• _REQUIRED TASK_
Reproduce every record exactly as it appears, but not the pictures.

##### GIVEN DATA

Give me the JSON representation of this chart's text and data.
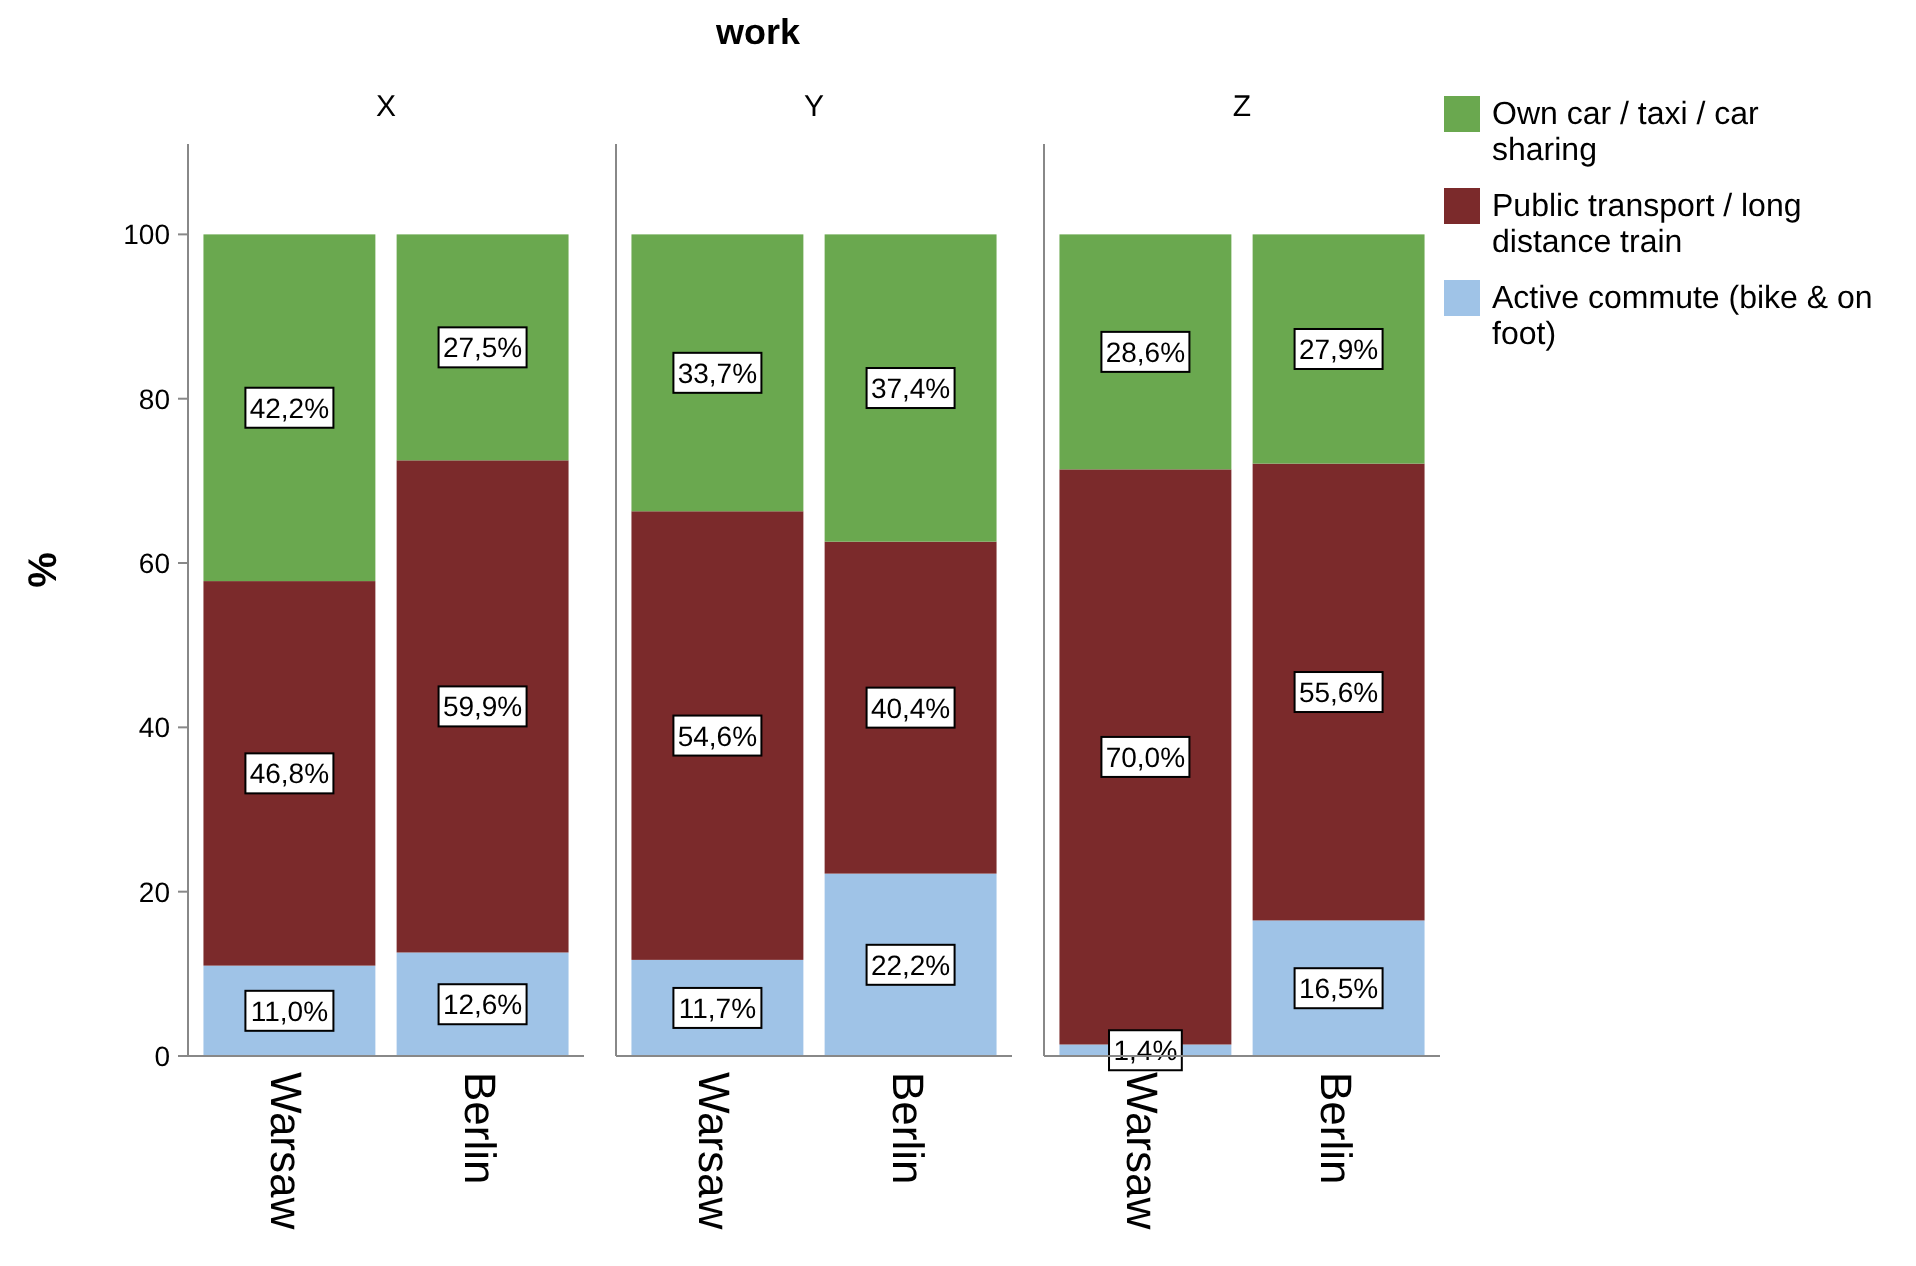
{
  "chart_data": [
    {
      "type": "bar",
      "subtitle": "X",
      "ylabel": "%",
      "categories": [
        "Warsaw",
        "Berlin"
      ],
      "stacked": true,
      "ylim": [
        0,
        111
      ],
      "yticks": [
        0,
        20,
        40,
        60,
        80,
        100
      ],
      "grid": false,
      "series": [
        {
          "color": "#9fc3e7",
          "values": [
            11.0,
            12.6
          ],
          "value_labels": [
            "11,0%",
            "12,6%"
          ]
        },
        {
          "color": "#7b2a2b",
          "values": [
            46.8,
            59.9
          ],
          "value_labels": [
            "46,8%",
            "59,9%"
          ]
        },
        {
          "color": "#6aa84f",
          "values": [
            42.2,
            27.5
          ],
          "value_labels": [
            "42,2%",
            "27,5%"
          ]
        }
      ]
    },
    {
      "type": "bar",
      "title": "work",
      "subtitle": "Y",
      "categories": [
        "Warsaw",
        "Berlin"
      ],
      "stacked": true,
      "ylim": [
        0,
        111
      ],
      "tick_labels": "x",
      "grid": false,
      "series": [
        {
          "color": "#9fc3e7",
          "values": [
            11.7,
            22.2
          ],
          "value_labels": [
            "11,7%",
            "22,2%"
          ]
        },
        {
          "color": "#7b2a2b",
          "values": [
            54.6,
            40.4
          ],
          "value_labels": [
            "54,6%",
            "40,4%"
          ]
        },
        {
          "color": "#6aa84f",
          "values": [
            33.7,
            37.4
          ],
          "value_labels": [
            "33,7%",
            "37,4%"
          ]
        }
      ]
    },
    {
      "type": "bar",
      "subtitle": "Z",
      "categories": [
        "Warsaw",
        "Berlin"
      ],
      "stacked": true,
      "ylim": [
        0,
        111
      ],
      "tick_labels": "x",
      "grid": false,
      "legend": "right",
      "series": [
        {
          "name": "Active commute (bike & on foot)",
          "color": "#9fc3e7",
          "values": [
            1.4,
            16.5
          ],
          "value_labels": [
            "1,4%",
            "16,5%"
          ]
        },
        {
          "name": "Public transport / long distance train",
          "color": "#7b2a2b",
          "values": [
            70.0,
            55.6
          ],
          "value_labels": [
            "70,0%",
            "55,6%"
          ]
        },
        {
          "name": "Own car / taxi / car sharing",
          "color": "#6aa84f",
          "values": [
            28.6,
            27.9
          ],
          "value_labels": [
            "28,6%",
            "27,9%"
          ]
        }
      ]
    }
  ]
}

##########

• _REPLY TO THE TASK_
Give me the JSON representation of this chart's text and data.
{
  "chart_data": [
    {
      "type": "bar",
      "subtitle": "X",
      "ylabel": "%",
      "categories": [
        "Warsaw",
        "Berlin"
      ],
      "stacked": true,
      "ylim": [
        0,
        111
      ],
      "yticks": [
        0,
        20,
        40,
        60,
        80,
        100
      ],
      "grid": false,
      "series": [
        {
          "color": "#9fc3e7",
          "values": [
            11.0,
            12.6
          ],
          "value_labels": [
            "11,0%",
            "12,6%"
          ]
        },
        {
          "color": "#7b2a2b",
          "values": [
            46.8,
            59.9
          ],
          "value_labels": [
            "46,8%",
            "59,9%"
          ]
        },
        {
          "color": "#6aa84f",
          "values": [
            42.2,
            27.5
          ],
          "value_labels": [
            "42,2%",
            "27,5%"
          ]
        }
      ]
    },
    {
      "type": "bar",
      "title": "work",
      "subtitle": "Y",
      "categories": [
        "Warsaw",
        "Berlin"
      ],
      "stacked": true,
      "ylim": [
        0,
        111
      ],
      "tick_labels": "x",
      "grid": false,
      "series": [
        {
          "color": "#9fc3e7",
          "values": [
            11.7,
            22.2
          ],
          "value_labels": [
            "11,7%",
            "22,2%"
          ]
        },
        {
          "color": "#7b2a2b",
          "values": [
            54.6,
            40.4
          ],
          "value_labels": [
            "54,6%",
            "40,4%"
          ]
        },
        {
          "color": "#6aa84f",
          "values": [
            33.7,
            37.4
          ],
          "value_labels": [
            "33,7%",
            "37,4%"
          ]
        }
      ]
    },
    {
      "type": "bar",
      "subtitle": "Z",
      "categories": [
        "Warsaw",
        "Berlin"
      ],
      "stacked": true,
      "ylim": [
        0,
        111
      ],
      "tick_labels": "x",
      "grid": false,
      "legend": "right",
      "series": [
        {
          "name": "Active commute (bike & on foot)",
          "color": "#9fc3e7",
          "values": [
            1.4,
            16.5
          ],
          "value_labels": [
            "1,4%",
            "16,5%"
          ]
        },
        {
          "name": "Public transport / long distance train",
          "color": "#7b2a2b",
          "values": [
            70.0,
            55.6
          ],
          "value_labels": [
            "70,0%",
            "55,6%"
          ]
        },
        {
          "name": "Own car / taxi / car sharing",
          "color": "#6aa84f",
          "values": [
            28.6,
            27.9
          ],
          "value_labels": [
            "28,6%",
            "27,9%"
          ]
        }
      ]
    }
  ]
}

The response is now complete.